----- Supplied material -----
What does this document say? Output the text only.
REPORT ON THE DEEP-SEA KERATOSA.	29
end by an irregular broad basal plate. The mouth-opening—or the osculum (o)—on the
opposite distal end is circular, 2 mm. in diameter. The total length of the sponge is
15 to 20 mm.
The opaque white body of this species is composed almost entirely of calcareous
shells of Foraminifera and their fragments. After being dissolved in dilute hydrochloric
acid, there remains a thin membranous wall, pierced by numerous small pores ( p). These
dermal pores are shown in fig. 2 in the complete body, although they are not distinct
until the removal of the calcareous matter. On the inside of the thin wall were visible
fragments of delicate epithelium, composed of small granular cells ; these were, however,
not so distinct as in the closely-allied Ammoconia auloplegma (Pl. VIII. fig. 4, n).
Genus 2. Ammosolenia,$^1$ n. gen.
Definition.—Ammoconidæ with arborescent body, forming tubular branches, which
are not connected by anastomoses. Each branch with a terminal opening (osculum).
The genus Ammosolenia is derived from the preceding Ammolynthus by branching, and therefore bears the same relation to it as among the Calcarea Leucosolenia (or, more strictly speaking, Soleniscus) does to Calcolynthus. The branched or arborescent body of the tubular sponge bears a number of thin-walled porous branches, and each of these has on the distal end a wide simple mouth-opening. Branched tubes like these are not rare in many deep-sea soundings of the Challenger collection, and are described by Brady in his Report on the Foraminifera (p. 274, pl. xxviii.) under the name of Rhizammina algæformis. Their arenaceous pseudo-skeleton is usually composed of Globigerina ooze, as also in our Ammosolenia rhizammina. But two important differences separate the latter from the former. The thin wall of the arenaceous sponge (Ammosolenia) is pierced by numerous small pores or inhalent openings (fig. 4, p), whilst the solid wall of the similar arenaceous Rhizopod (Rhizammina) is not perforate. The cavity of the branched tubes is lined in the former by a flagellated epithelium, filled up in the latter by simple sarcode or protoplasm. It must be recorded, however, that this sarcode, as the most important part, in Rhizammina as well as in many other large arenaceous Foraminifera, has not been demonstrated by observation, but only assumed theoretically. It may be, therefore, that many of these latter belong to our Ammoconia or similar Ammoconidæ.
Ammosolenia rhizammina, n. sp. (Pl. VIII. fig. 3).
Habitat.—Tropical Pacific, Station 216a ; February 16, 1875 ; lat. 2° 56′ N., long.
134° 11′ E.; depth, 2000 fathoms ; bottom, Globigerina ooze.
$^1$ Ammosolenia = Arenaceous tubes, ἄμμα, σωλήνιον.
-----
▶ Task directions
Extract each line from the entries above that contains the string "with".

▶ The answer
Definition.—Ammoconidæ with arborescent body, forming tubular branches, which
are not connected by anastomoses. Each branch with a terminal opening (osculum).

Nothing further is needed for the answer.